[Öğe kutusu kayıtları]
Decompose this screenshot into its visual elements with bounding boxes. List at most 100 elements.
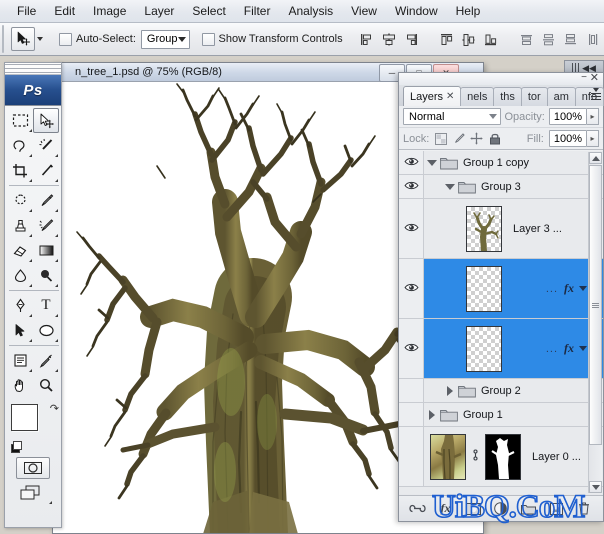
tool-flyout-triangle[interactable] bbox=[29, 126, 32, 132]
blur-icon[interactable] bbox=[7, 263, 33, 288]
toolbox-gripper[interactable] bbox=[5, 63, 61, 75]
layer-visibility-toggle[interactable] bbox=[399, 427, 424, 486]
auto-select-control[interactable]: Auto-Select: bbox=[59, 33, 136, 46]
layer-effects-chevron-down-icon[interactable] bbox=[579, 346, 587, 351]
link-layers-icon[interactable] bbox=[409, 501, 426, 517]
layer-visibility-toggle[interactable] bbox=[399, 259, 424, 318]
type-icon[interactable]: T bbox=[33, 293, 59, 318]
move-tool-icon[interactable] bbox=[33, 108, 59, 133]
layer-visibility-toggle[interactable] bbox=[399, 175, 424, 198]
menu-item-file[interactable]: File bbox=[8, 1, 45, 21]
layer-visibility-toggle[interactable] bbox=[399, 199, 424, 258]
align-right-edges-icon[interactable] bbox=[402, 30, 420, 48]
align-vertical-centers-icon[interactable] bbox=[460, 30, 478, 48]
tool-flyout-triangle[interactable] bbox=[55, 256, 58, 262]
lock-all-icon[interactable] bbox=[488, 132, 501, 145]
tool-preset-picker[interactable] bbox=[7, 27, 47, 51]
opacity-value[interactable]: 100% bbox=[549, 108, 587, 125]
eraser-icon[interactable] bbox=[7, 238, 33, 263]
align-bottom-edges-icon[interactable] bbox=[482, 30, 500, 48]
ellipse-shape-icon[interactable] bbox=[33, 318, 59, 343]
lock-position-icon[interactable] bbox=[470, 132, 483, 145]
lock-image-pixels-icon[interactable] bbox=[452, 132, 465, 145]
chevron-right-icon[interactable] bbox=[424, 410, 440, 420]
tool-preset-chevron-down-icon[interactable] bbox=[37, 37, 43, 41]
panel-tab-tor[interactable]: tor bbox=[521, 87, 548, 106]
history-brush-icon[interactable] bbox=[33, 213, 59, 238]
zoom-icon[interactable] bbox=[33, 373, 59, 398]
add-layer-mask-icon[interactable] bbox=[465, 501, 482, 517]
tool-flyout-triangle[interactable] bbox=[55, 281, 58, 287]
tool-flyout-triangle[interactable] bbox=[55, 231, 58, 237]
panel-tab-layers[interactable]: Layers✕ bbox=[403, 86, 461, 106]
close-icon[interactable]: ✕ bbox=[446, 91, 454, 102]
layer-row[interactable]: Group 1 copy bbox=[399, 151, 603, 175]
menu-item-help[interactable]: Help bbox=[447, 1, 490, 21]
show-transform-checkbox[interactable] bbox=[202, 33, 215, 46]
magic-wand-icon[interactable] bbox=[33, 133, 59, 158]
add-layer-style-icon[interactable]: fx bbox=[437, 501, 454, 517]
scroll-up-arrow-icon[interactable] bbox=[589, 152, 602, 164]
brush-icon[interactable] bbox=[33, 188, 59, 213]
tool-flyout-triangle[interactable] bbox=[29, 366, 32, 372]
menu-item-edit[interactable]: Edit bbox=[45, 1, 84, 21]
tool-flyout-triangle[interactable] bbox=[55, 366, 58, 372]
tool-flyout-triangle[interactable] bbox=[29, 206, 32, 212]
blend-mode-dropdown[interactable]: Normal bbox=[403, 108, 501, 125]
delete-layer-icon[interactable] bbox=[576, 501, 593, 517]
default-colors-icon[interactable] bbox=[11, 441, 22, 452]
layer-row[interactable]: ...fx bbox=[399, 319, 603, 379]
align-horizontal-centers-icon[interactable] bbox=[380, 30, 398, 48]
layer-visibility-toggle[interactable] bbox=[399, 379, 424, 402]
tool-flyout-triangle[interactable] bbox=[55, 151, 58, 157]
scroll-down-arrow-icon[interactable] bbox=[589, 481, 602, 493]
align-left-edges-icon[interactable] bbox=[358, 30, 376, 48]
pen-icon[interactable] bbox=[7, 293, 33, 318]
menu-item-select[interactable]: Select bbox=[183, 1, 234, 21]
tool-flyout-triangle[interactable] bbox=[29, 256, 32, 262]
eyedropper-icon[interactable] bbox=[33, 348, 59, 373]
layer-thumbnail[interactable] bbox=[466, 326, 502, 372]
tool-flyout-triangle[interactable] bbox=[55, 206, 58, 212]
gradient-icon[interactable] bbox=[33, 238, 59, 263]
hand-icon[interactable] bbox=[7, 373, 33, 398]
chevron-right-icon[interactable] bbox=[442, 386, 458, 396]
layer-visibility-toggle[interactable] bbox=[399, 319, 424, 378]
tool-flyout-triangle[interactable] bbox=[29, 176, 32, 182]
new-adjustment-layer-icon[interactable] bbox=[492, 501, 509, 517]
layer-effects-fx-icon[interactable]: fx bbox=[564, 341, 574, 356]
menu-item-filter[interactable]: Filter bbox=[235, 1, 280, 21]
rectangular-marquee-icon[interactable] bbox=[7, 108, 33, 133]
clone-stamp-icon[interactable] bbox=[7, 213, 33, 238]
menu-item-view[interactable]: View bbox=[342, 1, 386, 21]
tool-flyout-triangle[interactable] bbox=[29, 311, 32, 317]
layer-row[interactable]: Group 3 bbox=[399, 175, 603, 199]
panel-titlebar[interactable]: − ✕ bbox=[399, 73, 603, 85]
layer-thumbnail[interactable] bbox=[466, 266, 502, 312]
menu-item-analysis[interactable]: Analysis bbox=[279, 1, 342, 21]
foreground-color-swatch[interactable] bbox=[11, 404, 38, 431]
healing-brush-icon[interactable] bbox=[7, 188, 33, 213]
opacity-slider-arrow-icon[interactable]: ▸ bbox=[587, 108, 599, 125]
panel-close-icon[interactable]: ✕ bbox=[590, 73, 599, 83]
screen-mode-icon[interactable] bbox=[16, 484, 50, 503]
layer-visibility-toggle[interactable] bbox=[399, 403, 424, 426]
layer-effects-chevron-down-icon[interactable] bbox=[579, 286, 587, 291]
layer-thumbnail[interactable] bbox=[430, 434, 466, 480]
distribute-top-icon[interactable] bbox=[518, 30, 536, 48]
align-top-edges-icon[interactable] bbox=[438, 30, 456, 48]
tool-flyout-triangle[interactable] bbox=[55, 336, 58, 342]
auto-select-scope-dropdown[interactable]: Group bbox=[141, 30, 190, 49]
path-selection-icon[interactable] bbox=[7, 318, 33, 343]
menu-item-image[interactable]: Image bbox=[84, 1, 135, 21]
distribute-bottom-icon[interactable] bbox=[562, 30, 580, 48]
layer-effects-fx-icon[interactable]: fx bbox=[564, 281, 574, 296]
lock-transparent-pixels-icon[interactable] bbox=[434, 132, 447, 145]
tool-flyout-triangle[interactable] bbox=[29, 281, 32, 287]
slice-icon[interactable] bbox=[33, 158, 59, 183]
dodge-icon[interactable] bbox=[33, 263, 59, 288]
tool-flyout-triangle[interactable] bbox=[55, 311, 58, 317]
panel-minimize-icon[interactable]: − bbox=[581, 74, 587, 82]
quick-mask-icon[interactable] bbox=[16, 457, 50, 479]
show-transform-controls-control[interactable]: Show Transform Controls bbox=[202, 33, 343, 46]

İstek —
Lütfen yukarıdaki satırların tamamını, boş olanları atlayarak numaralı bir liste olarak verin. Resimleri yanıta katmayın.

Tam çözüm —
1. Decompose this screenshot into its visual elements with bounding boxes. List at most 100 elements.
2. tool-flyout-triangle[interactable] bbox=[29, 126, 32, 132]
3. blur-icon[interactable] bbox=[7, 263, 33, 288]
4. toolbox-gripper[interactable] bbox=[5, 63, 61, 75]
5. layer-visibility-toggle[interactable] bbox=[399, 427, 424, 486]
6. auto-select-control[interactable]: Auto-Select: bbox=[59, 33, 136, 46]
7. layer-effects-chevron-down-icon[interactable] bbox=[579, 346, 587, 351]
8. link-layers-icon[interactable] bbox=[409, 501, 426, 517]
9. layer-visibility-toggle[interactable] bbox=[399, 259, 424, 318]
10. type-icon[interactable]: T bbox=[33, 293, 59, 318]
11. move-tool-icon[interactable] bbox=[33, 108, 59, 133]
12. layer-visibility-toggle[interactable] bbox=[399, 175, 424, 198]
13. menu-item-file[interactable]: File bbox=[8, 1, 45, 21]
14. layer-visibility-toggle[interactable] bbox=[399, 199, 424, 258]
15. align-right-edges-icon[interactable] bbox=[402, 30, 420, 48]
16. align-vertical-centers-icon[interactable] bbox=[460, 30, 478, 48]
17. tool-flyout-triangle[interactable] bbox=[55, 256, 58, 262]
18. lock-all-icon[interactable] bbox=[488, 132, 501, 145]
19. tool-preset-picker[interactable] bbox=[7, 27, 47, 51]
20. opacity-value[interactable]: 100% bbox=[549, 108, 587, 125]
21. eraser-icon[interactable] bbox=[7, 238, 33, 263]
22. align-bottom-edges-icon[interactable] bbox=[482, 30, 500, 48]
23. ellipse-shape-icon[interactable] bbox=[33, 318, 59, 343]
24. lock-position-icon[interactable] bbox=[470, 132, 483, 145]
25. lock-image-pixels-icon[interactable] bbox=[452, 132, 465, 145]
26. chevron-right-icon[interactable] bbox=[424, 410, 440, 420]
27. tool-preset-chevron-down-icon[interactable] bbox=[37, 37, 43, 41]
28. panel-tab-tor[interactable]: tor bbox=[521, 87, 548, 106]
29. history-brush-icon[interactable] bbox=[33, 213, 59, 238]
30. zoom-icon[interactable] bbox=[33, 373, 59, 398]
31. add-layer-mask-icon[interactable] bbox=[465, 501, 482, 517]
32. tool-flyout-triangle[interactable] bbox=[55, 281, 58, 287]
33. tool-flyout-triangle[interactable] bbox=[55, 231, 58, 237]
34. panel-tab-layers[interactable]: Layers✕ bbox=[403, 86, 461, 106]
35. close-icon[interactable]: ✕ bbox=[446, 91, 454, 102]
36. layer-row[interactable]: Group 1 copy bbox=[399, 151, 603, 175]
37. menu-item-help[interactable]: Help bbox=[447, 1, 490, 21]
38. show-transform-checkbox[interactable] bbox=[202, 33, 215, 46]
39. magic-wand-icon[interactable] bbox=[33, 133, 59, 158]
40. add-layer-style-icon[interactable]: fx bbox=[437, 501, 454, 517]
41. scroll-up-arrow-icon[interactable] bbox=[589, 152, 602, 164]
42. brush-icon[interactable] bbox=[33, 188, 59, 213]
43. tool-flyout-triangle[interactable] bbox=[29, 366, 32, 372]
44. menu-item-edit[interactable]: Edit bbox=[45, 1, 84, 21]
45. tool-flyout-triangle[interactable] bbox=[55, 366, 58, 372]
46. tool-flyout-triangle[interactable] bbox=[29, 206, 32, 212]
47. blend-mode-dropdown[interactable]: Normal bbox=[403, 108, 501, 125]
48. delete-layer-icon[interactable] bbox=[576, 501, 593, 517]
49. default-colors-icon[interactable] bbox=[11, 441, 22, 452]
50. layer-row[interactable]: ...fx bbox=[399, 319, 603, 379]
51. align-horizontal-centers-icon[interactable] bbox=[380, 30, 398, 48]
52. layer-visibility-toggle[interactable] bbox=[399, 379, 424, 402]
53. tool-flyout-triangle[interactable] bbox=[55, 151, 58, 157]
54. scroll-down-arrow-icon[interactable] bbox=[589, 481, 602, 493]
55. align-left-edges-icon[interactable] bbox=[358, 30, 376, 48]
56. pen-icon[interactable] bbox=[7, 293, 33, 318]
57. menu-item-select[interactable]: Select bbox=[183, 1, 234, 21]
58. tool-flyout-triangle[interactable] bbox=[29, 256, 32, 262]
59. eyedropper-icon[interactable] bbox=[33, 348, 59, 373]
60. layer-thumbnail[interactable] bbox=[466, 326, 502, 372]
61. tool-flyout-triangle[interactable] bbox=[55, 206, 58, 212]
62. gradient-icon[interactable] bbox=[33, 238, 59, 263]
63. hand-icon[interactable] bbox=[7, 373, 33, 398]
64. chevron-right-icon[interactable] bbox=[442, 386, 458, 396]
65. layer-visibility-toggle[interactable] bbox=[399, 319, 424, 378]
66. tool-flyout-triangle[interactable] bbox=[29, 176, 32, 182]
67. new-adjustment-layer-icon[interactable] bbox=[492, 501, 509, 517]
68. layer-effects-fx-icon[interactable]: fx bbox=[564, 341, 574, 356]
69. menu-item-filter[interactable]: Filter bbox=[235, 1, 280, 21]
70. rectangular-marquee-icon[interactable] bbox=[7, 108, 33, 133]
71. clone-stamp-icon[interactable] bbox=[7, 213, 33, 238]
72. menu-item-view[interactable]: View bbox=[342, 1, 386, 21]
73. tool-flyout-triangle[interactable] bbox=[29, 311, 32, 317]
74. layer-row[interactable]: Group 3 bbox=[399, 175, 603, 199]
75. panel-titlebar[interactable]: − ✕ bbox=[399, 73, 603, 85]
76. layer-thumbnail[interactable] bbox=[466, 266, 502, 312]
77. menu-item-analysis[interactable]: Analysis bbox=[279, 1, 342, 21]
78. foreground-color-swatch[interactable] bbox=[11, 404, 38, 431]
79. healing-brush-icon[interactable] bbox=[7, 188, 33, 213]
80. opacity-slider-arrow-icon[interactable]: ▸ bbox=[587, 108, 599, 125]
81. panel-close-icon[interactable]: ✕ bbox=[590, 73, 599, 83]
82. screen-mode-icon[interactable] bbox=[16, 484, 50, 503]
83. layer-visibility-toggle[interactable] bbox=[399, 403, 424, 426]
84. layer-effects-chevron-down-icon[interactable] bbox=[579, 286, 587, 291]
85. layer-thumbnail[interactable] bbox=[430, 434, 466, 480]
86. distribute-top-icon[interactable] bbox=[518, 30, 536, 48]
87. align-top-edges-icon[interactable] bbox=[438, 30, 456, 48]
88. tool-flyout-triangle[interactable] bbox=[55, 336, 58, 342]
89. auto-select-scope-dropdown[interactable]: Group bbox=[141, 30, 190, 49]
90. path-selection-icon[interactable] bbox=[7, 318, 33, 343]
91. menu-item-image[interactable]: Image bbox=[84, 1, 135, 21]
92. distribute-bottom-icon[interactable] bbox=[562, 30, 580, 48]
93. layer-effects-fx-icon[interactable]: fx bbox=[564, 281, 574, 296]
94. lock-transparent-pixels-icon[interactable] bbox=[434, 132, 447, 145]
95. tool-flyout-triangle[interactable] bbox=[29, 281, 32, 287]
96. slice-icon[interactable] bbox=[33, 158, 59, 183]
97. dodge-icon[interactable] bbox=[33, 263, 59, 288]
98. tool-flyout-triangle[interactable] bbox=[55, 311, 58, 317]
99. panel-minimize-icon[interactable]: − bbox=[581, 74, 587, 82]
100. quick-mask-icon[interactable] bbox=[16, 457, 50, 479]
101. show-transform-controls-control[interactable]: Show Transform Controls bbox=[202, 33, 343, 46]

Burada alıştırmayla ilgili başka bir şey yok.